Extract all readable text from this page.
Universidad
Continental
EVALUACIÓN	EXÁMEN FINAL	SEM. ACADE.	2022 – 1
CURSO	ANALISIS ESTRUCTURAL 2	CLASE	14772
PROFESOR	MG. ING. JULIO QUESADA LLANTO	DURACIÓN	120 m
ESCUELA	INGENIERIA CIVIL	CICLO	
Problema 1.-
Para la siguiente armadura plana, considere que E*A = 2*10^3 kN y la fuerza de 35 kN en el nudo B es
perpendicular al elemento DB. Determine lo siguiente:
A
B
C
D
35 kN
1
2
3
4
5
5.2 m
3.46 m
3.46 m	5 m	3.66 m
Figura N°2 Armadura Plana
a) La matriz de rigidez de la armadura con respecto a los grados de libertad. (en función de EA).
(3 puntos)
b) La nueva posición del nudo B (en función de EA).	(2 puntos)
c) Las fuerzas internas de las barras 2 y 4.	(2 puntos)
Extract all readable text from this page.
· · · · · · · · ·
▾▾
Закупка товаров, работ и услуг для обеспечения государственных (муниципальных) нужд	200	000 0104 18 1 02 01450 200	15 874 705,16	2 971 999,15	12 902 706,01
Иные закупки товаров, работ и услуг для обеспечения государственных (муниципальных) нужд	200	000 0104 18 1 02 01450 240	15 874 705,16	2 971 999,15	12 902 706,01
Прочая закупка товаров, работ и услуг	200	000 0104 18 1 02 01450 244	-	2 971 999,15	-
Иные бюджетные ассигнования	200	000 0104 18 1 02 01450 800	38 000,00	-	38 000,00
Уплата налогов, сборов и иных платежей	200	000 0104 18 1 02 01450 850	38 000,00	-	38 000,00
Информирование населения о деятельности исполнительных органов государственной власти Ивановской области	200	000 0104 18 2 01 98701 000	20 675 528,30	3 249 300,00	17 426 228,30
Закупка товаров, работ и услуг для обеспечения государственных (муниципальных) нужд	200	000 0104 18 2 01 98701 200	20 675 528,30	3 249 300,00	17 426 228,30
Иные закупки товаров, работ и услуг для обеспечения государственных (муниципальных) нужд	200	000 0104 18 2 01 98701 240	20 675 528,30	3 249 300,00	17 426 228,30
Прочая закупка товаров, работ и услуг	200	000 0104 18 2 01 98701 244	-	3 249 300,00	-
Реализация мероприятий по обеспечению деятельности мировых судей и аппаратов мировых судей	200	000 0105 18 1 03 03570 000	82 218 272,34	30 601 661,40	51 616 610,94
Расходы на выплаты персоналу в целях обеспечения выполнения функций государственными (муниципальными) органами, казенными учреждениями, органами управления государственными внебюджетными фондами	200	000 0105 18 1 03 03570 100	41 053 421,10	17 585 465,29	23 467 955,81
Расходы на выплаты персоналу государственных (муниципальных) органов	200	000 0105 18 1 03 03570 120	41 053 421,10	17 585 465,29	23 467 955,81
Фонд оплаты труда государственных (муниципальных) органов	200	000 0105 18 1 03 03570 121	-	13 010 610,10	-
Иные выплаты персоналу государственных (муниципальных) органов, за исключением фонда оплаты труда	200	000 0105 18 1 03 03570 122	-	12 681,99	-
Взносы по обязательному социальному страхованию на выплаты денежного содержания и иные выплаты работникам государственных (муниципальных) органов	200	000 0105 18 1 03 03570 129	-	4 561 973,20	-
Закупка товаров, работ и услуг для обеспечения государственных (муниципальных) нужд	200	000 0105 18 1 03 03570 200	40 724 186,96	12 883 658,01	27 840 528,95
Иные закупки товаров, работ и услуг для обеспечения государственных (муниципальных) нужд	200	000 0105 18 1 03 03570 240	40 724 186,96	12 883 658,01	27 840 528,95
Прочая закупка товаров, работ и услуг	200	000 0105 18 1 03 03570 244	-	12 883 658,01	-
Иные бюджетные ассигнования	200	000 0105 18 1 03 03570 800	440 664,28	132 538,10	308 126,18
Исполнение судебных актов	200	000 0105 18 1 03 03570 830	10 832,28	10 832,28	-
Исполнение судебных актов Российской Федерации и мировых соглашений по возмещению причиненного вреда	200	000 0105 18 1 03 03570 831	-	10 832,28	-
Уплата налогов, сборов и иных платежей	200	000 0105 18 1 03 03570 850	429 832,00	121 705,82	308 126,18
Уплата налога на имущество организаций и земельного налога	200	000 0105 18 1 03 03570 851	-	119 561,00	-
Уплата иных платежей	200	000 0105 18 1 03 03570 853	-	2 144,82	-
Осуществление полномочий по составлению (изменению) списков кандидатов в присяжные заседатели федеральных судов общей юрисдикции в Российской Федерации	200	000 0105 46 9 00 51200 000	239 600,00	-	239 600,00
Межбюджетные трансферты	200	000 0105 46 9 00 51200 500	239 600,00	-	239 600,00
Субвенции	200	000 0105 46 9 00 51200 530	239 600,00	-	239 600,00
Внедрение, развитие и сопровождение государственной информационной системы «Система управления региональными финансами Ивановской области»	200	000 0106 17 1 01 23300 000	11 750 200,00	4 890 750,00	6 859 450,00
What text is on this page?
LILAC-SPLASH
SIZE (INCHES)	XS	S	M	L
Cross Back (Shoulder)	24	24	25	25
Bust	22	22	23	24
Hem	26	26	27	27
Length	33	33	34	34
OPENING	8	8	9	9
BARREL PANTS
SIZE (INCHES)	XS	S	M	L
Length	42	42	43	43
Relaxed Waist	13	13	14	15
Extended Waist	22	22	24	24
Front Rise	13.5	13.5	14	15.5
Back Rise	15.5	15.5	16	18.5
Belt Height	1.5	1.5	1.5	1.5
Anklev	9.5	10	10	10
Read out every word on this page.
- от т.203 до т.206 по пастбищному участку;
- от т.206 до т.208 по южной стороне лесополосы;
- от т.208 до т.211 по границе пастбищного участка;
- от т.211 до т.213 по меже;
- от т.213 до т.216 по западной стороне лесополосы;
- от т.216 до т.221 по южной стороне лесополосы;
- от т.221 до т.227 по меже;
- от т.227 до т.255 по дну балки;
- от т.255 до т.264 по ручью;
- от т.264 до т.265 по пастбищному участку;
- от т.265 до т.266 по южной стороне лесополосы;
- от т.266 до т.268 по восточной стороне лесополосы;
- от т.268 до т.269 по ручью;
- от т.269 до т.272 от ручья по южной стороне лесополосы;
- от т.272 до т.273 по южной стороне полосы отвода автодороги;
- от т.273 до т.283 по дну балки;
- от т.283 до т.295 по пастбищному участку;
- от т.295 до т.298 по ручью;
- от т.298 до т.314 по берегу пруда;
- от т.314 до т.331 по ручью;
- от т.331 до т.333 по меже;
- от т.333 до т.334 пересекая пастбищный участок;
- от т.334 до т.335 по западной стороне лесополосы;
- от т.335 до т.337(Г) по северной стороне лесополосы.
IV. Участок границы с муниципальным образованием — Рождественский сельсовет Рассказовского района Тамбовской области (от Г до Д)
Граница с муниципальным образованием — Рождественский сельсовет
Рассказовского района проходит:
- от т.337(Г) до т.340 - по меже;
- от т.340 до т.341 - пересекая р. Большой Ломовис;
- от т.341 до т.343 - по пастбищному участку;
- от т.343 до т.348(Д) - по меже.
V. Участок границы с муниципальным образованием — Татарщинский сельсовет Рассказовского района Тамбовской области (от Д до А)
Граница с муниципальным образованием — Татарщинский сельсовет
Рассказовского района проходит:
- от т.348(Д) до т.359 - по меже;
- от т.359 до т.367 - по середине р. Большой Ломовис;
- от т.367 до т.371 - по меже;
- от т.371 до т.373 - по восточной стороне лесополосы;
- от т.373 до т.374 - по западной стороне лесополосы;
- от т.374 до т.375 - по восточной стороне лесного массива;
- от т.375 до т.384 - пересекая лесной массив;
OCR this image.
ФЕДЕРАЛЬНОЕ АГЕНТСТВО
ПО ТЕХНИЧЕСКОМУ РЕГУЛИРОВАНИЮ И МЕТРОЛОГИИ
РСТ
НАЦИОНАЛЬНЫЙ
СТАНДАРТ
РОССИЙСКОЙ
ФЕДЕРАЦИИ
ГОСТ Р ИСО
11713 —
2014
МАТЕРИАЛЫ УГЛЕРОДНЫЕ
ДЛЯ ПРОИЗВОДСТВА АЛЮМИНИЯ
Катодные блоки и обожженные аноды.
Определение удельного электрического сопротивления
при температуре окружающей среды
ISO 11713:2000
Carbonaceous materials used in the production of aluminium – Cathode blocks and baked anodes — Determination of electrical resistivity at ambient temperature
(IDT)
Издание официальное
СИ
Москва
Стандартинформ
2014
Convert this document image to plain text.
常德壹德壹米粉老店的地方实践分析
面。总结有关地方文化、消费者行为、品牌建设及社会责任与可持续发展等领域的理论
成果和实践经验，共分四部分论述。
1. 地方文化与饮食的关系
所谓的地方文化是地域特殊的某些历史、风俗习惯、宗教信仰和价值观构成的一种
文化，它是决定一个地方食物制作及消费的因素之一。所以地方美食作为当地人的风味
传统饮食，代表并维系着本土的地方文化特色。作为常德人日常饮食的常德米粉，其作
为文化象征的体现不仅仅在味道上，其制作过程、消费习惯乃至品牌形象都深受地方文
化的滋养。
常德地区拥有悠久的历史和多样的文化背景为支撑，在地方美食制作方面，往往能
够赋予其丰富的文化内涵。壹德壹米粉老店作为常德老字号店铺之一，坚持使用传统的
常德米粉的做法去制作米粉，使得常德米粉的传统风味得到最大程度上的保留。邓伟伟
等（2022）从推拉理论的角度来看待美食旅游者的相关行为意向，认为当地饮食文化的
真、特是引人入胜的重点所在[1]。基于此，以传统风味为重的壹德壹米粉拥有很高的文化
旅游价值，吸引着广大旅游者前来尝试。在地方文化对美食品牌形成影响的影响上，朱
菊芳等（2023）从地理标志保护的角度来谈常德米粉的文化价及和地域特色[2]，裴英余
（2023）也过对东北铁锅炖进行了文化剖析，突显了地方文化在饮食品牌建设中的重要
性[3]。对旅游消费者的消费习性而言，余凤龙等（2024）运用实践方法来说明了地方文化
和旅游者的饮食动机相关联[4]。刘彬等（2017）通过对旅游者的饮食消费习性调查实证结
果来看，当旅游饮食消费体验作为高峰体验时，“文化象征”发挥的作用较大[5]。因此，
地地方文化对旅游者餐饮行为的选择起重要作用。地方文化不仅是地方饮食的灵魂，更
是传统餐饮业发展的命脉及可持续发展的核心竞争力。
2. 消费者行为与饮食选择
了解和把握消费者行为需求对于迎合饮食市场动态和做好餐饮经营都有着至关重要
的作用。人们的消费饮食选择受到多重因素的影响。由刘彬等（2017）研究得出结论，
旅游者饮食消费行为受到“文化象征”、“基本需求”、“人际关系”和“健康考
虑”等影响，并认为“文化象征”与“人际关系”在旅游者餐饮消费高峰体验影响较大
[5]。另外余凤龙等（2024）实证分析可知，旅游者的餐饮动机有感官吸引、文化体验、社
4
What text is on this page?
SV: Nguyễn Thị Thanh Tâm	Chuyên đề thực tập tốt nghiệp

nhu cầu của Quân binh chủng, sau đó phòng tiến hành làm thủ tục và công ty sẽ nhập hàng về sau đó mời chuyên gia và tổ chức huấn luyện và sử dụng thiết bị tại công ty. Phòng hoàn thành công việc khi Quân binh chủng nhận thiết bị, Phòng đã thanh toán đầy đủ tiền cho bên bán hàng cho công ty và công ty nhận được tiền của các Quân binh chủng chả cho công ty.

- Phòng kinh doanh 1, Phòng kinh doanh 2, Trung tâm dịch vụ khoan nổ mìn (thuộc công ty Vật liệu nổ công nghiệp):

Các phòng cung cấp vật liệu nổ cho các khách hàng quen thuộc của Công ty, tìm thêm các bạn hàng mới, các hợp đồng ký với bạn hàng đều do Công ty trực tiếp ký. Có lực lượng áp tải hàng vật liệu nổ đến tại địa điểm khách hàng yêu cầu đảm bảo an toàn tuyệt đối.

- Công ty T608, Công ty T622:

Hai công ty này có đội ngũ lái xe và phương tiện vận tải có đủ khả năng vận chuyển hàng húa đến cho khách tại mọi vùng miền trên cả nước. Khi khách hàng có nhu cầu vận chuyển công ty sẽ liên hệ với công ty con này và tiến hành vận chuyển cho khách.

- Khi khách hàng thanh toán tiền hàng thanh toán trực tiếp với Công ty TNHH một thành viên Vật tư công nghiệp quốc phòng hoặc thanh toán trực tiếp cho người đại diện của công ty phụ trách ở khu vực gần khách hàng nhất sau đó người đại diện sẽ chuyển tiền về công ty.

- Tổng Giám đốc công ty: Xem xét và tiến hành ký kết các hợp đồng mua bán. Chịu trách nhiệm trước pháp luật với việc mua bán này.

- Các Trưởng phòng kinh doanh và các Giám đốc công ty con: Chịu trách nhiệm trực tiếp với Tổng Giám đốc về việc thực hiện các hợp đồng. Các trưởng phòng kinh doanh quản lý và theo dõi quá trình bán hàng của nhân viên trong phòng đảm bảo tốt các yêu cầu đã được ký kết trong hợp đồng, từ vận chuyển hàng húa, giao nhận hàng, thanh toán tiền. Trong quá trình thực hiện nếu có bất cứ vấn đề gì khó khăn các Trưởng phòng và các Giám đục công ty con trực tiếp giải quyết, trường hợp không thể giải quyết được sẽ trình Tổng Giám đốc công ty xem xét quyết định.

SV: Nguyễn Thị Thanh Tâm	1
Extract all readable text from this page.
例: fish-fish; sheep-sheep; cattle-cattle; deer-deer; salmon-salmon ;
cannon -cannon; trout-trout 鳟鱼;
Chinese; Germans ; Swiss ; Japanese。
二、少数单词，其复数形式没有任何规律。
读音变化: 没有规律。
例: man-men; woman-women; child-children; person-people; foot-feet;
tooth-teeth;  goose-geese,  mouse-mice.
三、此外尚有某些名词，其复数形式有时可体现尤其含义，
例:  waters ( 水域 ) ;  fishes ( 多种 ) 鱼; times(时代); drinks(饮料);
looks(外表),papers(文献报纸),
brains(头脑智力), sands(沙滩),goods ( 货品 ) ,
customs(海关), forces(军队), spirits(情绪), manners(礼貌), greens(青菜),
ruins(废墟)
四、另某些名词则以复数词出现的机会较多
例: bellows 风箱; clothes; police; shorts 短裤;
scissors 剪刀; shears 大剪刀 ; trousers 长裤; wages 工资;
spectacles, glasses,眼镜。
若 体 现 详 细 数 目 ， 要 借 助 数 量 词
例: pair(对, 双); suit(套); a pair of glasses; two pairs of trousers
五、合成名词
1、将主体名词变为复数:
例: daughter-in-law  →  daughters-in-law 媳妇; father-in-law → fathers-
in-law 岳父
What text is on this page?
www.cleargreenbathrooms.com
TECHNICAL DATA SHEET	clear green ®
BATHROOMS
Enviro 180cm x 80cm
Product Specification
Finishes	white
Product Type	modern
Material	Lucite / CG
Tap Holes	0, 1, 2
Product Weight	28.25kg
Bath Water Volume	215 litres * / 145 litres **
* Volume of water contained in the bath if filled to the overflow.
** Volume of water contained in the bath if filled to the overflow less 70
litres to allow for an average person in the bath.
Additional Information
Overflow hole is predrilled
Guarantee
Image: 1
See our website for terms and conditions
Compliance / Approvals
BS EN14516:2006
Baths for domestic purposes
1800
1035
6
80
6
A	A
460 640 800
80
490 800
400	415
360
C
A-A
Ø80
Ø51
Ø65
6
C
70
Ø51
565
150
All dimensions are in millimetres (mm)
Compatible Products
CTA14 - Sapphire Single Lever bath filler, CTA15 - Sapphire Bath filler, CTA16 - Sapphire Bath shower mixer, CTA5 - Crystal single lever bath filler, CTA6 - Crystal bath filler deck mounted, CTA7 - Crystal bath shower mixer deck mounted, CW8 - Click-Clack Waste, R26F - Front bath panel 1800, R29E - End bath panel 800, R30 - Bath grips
——————
[Set exercise] Look over the material above and show each line where "Большой" appears.

[Finished answer]
- от т.340 до т.341 - пересекая р. Большой Ломовис;
- от т.359 до т.367 - по середине р. Большой Ломовис;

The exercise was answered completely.